Directions for this task:
Only the lines holding the string "houses" are needed. Copy each one.
————————
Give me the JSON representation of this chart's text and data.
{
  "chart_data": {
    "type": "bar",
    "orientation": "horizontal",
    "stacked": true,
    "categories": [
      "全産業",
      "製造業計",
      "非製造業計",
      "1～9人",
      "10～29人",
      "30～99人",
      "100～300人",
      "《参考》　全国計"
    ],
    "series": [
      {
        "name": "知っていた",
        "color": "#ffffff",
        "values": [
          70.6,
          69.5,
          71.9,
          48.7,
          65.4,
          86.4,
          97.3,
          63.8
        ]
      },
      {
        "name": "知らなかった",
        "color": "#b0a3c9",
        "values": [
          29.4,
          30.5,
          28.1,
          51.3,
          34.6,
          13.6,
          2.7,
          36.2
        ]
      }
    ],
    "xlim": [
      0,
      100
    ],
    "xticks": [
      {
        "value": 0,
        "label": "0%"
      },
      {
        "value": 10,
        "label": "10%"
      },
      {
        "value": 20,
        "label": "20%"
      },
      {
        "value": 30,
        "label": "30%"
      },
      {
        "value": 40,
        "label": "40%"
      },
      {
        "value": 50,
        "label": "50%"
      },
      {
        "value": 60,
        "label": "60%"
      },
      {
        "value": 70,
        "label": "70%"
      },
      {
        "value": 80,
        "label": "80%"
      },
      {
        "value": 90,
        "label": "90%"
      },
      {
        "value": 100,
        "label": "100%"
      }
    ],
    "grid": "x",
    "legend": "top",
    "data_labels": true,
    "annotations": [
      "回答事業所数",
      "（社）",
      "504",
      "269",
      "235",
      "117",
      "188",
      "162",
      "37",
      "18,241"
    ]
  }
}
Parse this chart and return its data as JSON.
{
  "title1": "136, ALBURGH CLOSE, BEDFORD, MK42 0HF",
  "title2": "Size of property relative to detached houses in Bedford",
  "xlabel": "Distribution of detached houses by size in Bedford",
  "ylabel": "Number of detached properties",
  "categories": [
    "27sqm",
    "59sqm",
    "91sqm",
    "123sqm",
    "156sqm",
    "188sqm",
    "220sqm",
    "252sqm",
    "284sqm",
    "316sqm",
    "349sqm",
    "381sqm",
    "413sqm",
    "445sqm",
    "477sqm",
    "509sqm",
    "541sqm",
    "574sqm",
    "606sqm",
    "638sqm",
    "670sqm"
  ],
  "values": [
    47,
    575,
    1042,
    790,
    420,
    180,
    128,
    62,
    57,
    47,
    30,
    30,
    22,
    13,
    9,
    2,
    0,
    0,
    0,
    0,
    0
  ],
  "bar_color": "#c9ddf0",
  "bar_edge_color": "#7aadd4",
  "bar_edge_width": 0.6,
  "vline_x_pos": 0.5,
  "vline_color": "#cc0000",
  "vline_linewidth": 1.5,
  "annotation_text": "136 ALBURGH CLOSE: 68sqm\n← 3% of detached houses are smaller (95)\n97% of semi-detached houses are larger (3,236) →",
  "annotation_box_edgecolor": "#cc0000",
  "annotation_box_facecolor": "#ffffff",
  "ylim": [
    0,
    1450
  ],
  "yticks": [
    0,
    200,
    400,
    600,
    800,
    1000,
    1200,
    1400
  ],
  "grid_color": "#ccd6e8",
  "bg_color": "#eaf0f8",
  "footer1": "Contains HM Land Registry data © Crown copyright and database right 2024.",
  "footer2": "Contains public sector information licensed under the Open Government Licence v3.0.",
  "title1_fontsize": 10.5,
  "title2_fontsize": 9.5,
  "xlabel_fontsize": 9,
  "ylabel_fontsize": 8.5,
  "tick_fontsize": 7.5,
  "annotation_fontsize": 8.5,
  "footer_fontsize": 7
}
————————
Solved exercise:
  "title2": "Size of property relative to detached houses in Bedford",
  "xlabel": "Distribution of detached houses by size in Bedford",
  "annotation_text": "136 ALBURGH CLOSE: 68sqm\n← 3% of detached houses are smaller (95)\n97% of semi-detached houses are larger (3,236) →",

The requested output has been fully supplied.